**Your objective**
Copy out all lines that carry the word "society".

**Supplied entries**
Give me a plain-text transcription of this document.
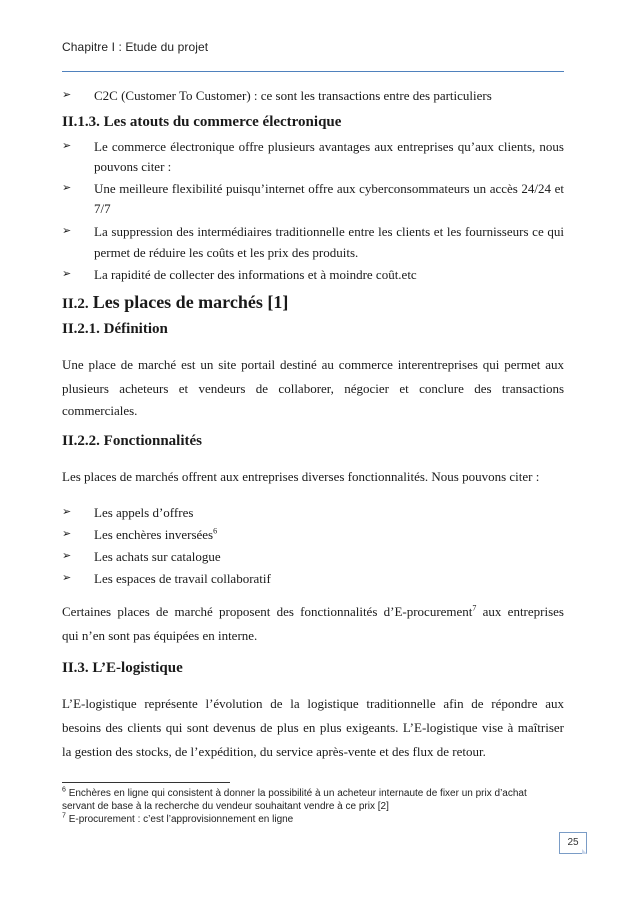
Chapitre I : Etude du projet
➢ C2C (Customer To Customer) : ce sont les transactions entre des particuliers
II.1.3. Les atouts du commerce électronique
➢ Le commerce électronique offre plusieurs avantages aux entreprises qu’aux clients, nous
pouvons citer :
➢ Une meilleure flexibilité puisqu’internet offre aux cyberconsommateurs un accès 24/24 et
7/7
➢ La suppression des intermédiaires traditionnelle entre les clients et les fournisseurs ce qui
permet de réduire les coûts et les prix des produits.
➢ La rapidité de collecter des informations et à moindre coût.etc
II.2. Les places de marchés [1]
II.2.1. Définition
Une place de marché est un site portail destiné au commerce interentreprises qui permet aux
plusieurs acheteurs et vendeurs de collaborer, négocier et conclure des transactions
commerciales.
II.2.2. Fonctionnalités
Les places de marchés offrent aux entreprises diverses fonctionnalités. Nous pouvons citer :
➢ Les appels d’offres
➢ Les enchères inversées$^6$
➢ Les achats sur catalogue
➢ Les espaces de travail collaboratif
Certaines places de marché proposent des fonctionnalités d’E-procurement$^7$ aux entreprises
qui n’en sont pas équipées en interne.
II.3. L’E-logistique
L’E-logistique représente l’évolution de la logistique traditionnelle afin de répondre aux
besoins des clients qui sont devenus de plus en plus exigeants. L’E-logistique vise à maîtriser
la gestion des stocks, de l’expédition, du service après-vente et des flux de retour.
$^6$ Enchères en ligne qui consistent à donner la possibilité à un acheteur internaute de fixer un prix d’achat
servant de base à la recherche du vendeur souhaitant vendre à ce prix [2]
$^7$ E-procurement : c’est l’approvisionnement en ligne
25
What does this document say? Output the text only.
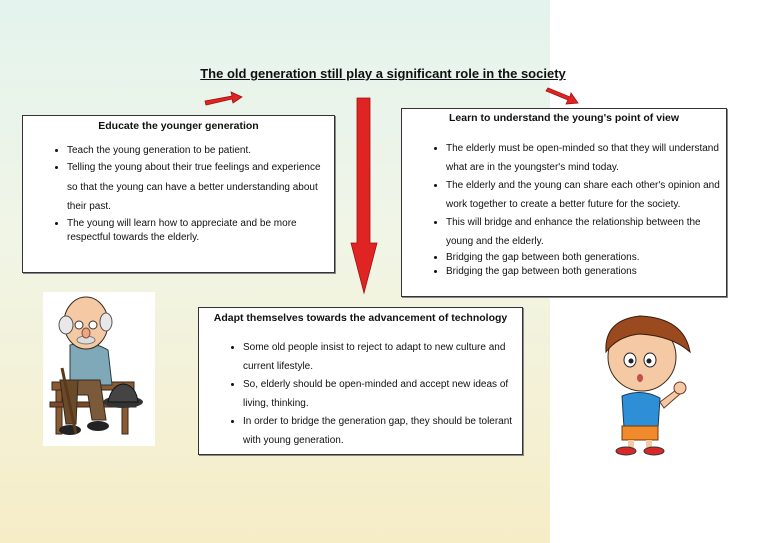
The old generation still play a significant role in the society
Educate the younger generation
• Teach the young generation to be patient.
• Telling the young about their true feelings and experience so that the young can have a better understanding about their past.
• The young will learn how to appreciate and be more respectful towards the elderly.
Learn to understand the young's point of view
• The elderly must be open-minded so that they will understand what are in the youngster's mind today.
• The elderly and the young can share each other's opinion and work together to create a better future for the society.
• This will bridge and enhance the relationship between the young and the elderly.
• Bridging the gap between both generations.
• Bridging the gap between both generations
Adapt themselves towards the advancement of technology
• Some old people insist to reject to adapt to new culture and current lifestyle.
• So, elderly should be open-minded and accept new ideas of living, thinking.
• In order to bridge the generation gap, they should be tolerant with young generation.
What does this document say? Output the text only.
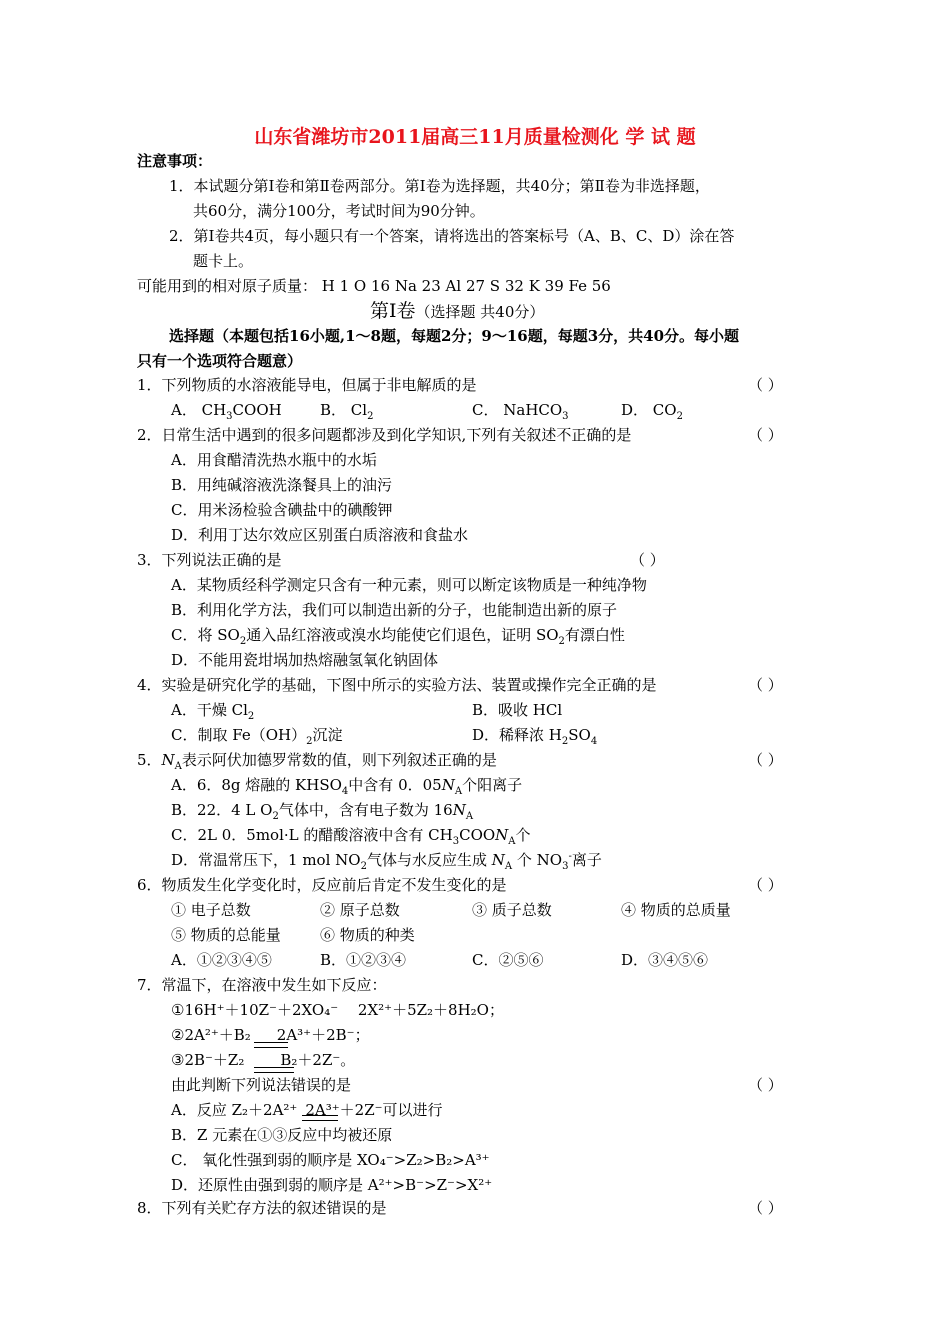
山东省潍坊市2011届高三11月质量检测化 学 试 题
注意事项：
1．本试题分第Ⅰ卷和第Ⅱ卷两部分。第Ⅰ卷为选择题，共40分；第Ⅱ卷为非选择题，
共60分，满分100分，考试时间为90分钟。
2．第Ⅰ卷共4页，每小题只有一个答案，请将选出的答案标号（A、B、C、D）涂在答
题卡上。
可能用到的相对原子质量： H 1 O 16 Na 23 Al 27 S 32 K 39 Fe 56
第Ⅰ卷（选择题 共40分）
选择题（本题包括16小题,1～8题，每题2分；9～16题，每题3分，共40分。每小题
只有一个选项符合题意）
1．下列物质的水溶液能导电，但属于非电解质的是	（ ）
A． $CH_3COOH$	B． $Cl_2$	C． NaHCO$_3$	D． $CO_2$
2．日常生活中遇到的很多问题都涉及到化学知识,下列有关叙述不正确的是	（ ）
A．用食醋清洗热水瓶中的水垢
B．用纯碱溶液洗涤餐具上的油污
C．用米汤检验含碘盐中的碘酸钾
D．利用丁达尔效应区别蛋白质溶液和食盐水
3．下列说法正确的是	（ ）
A．某物质经科学测定只含有一种元素，则可以断定该物质是一种纯净物
B．利用化学方法，我们可以制造出新的分子，也能制造出新的原子
C．将 $SO_2$通入品红溶液或溴水均能使它们退色，证明 $SO_2$有漂白性
D．不能用瓷坩埚加热熔融氢氧化钠固体
4．实验是研究化学的基础，下图中所示的实验方法、装置或操作完全正确的是	（ ）
A．干燥 $Cl_2$	B．吸收 HCl
C．制取 $Fe(OH)_2$沉淀	D．稀释浓 $H_2SO_4$
5．$N_A$表示阿伏加德罗常数的值，则下列叙述正确的是	（ ）
A．6．8g 熔融的 $KHSO_4$中含有 0．$05N_A$个阳离子
B．22．4 L $O_2$气体中，含有电子数为 $16N_A$
C．2L 0．5mol·L 的醋酸溶液中含有 $CH_3COON_A$个
D．常温常压下，1 mol $NO_2$气体与水反应生成 $N_A$ 个 $NO_3^-$离子
6．物质发生化学变化时，反应前后肯定不发生变化的是	（ ）
① 电子总数	② 原子总数	③ 质子总数	④ 物质的总质量
⑤ 物质的总能量	⑥ 物质的种类
A．①②③④⑤	B．①②③④	C．②⑤⑥	D．③④⑤⑥
7．常温下，在溶液中发生如下反应：
①16H⁺＋10Z⁻＋2XO₄⁻　 2X²⁺＋5Z₂＋8H₂O；
②2A²⁺＋B₂ 2A³⁺＋2B⁻；
③2B⁻＋Z₂ B₂＋2Z⁻。
由此判断下列说法错误的是	（ ）
A．反应 Z₂＋2A²⁺ 2A³⁺＋2Z⁻可以进行
B．Z 元素在①③反应中均被还原
C． 氧化性强到弱的顺序是 XO₄⁻>Z₂>B₂>A³⁺
D．还原性由强到弱的顺序是 A²⁺>B⁻>Z⁻>X²⁺
8．下列有关贮存方法的叙述错误的是	（ ）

**Result of the exercise**
The old generation still play a significant role in the society
• The elderly and the young can share each other's opinion and work together to create a better future for the society.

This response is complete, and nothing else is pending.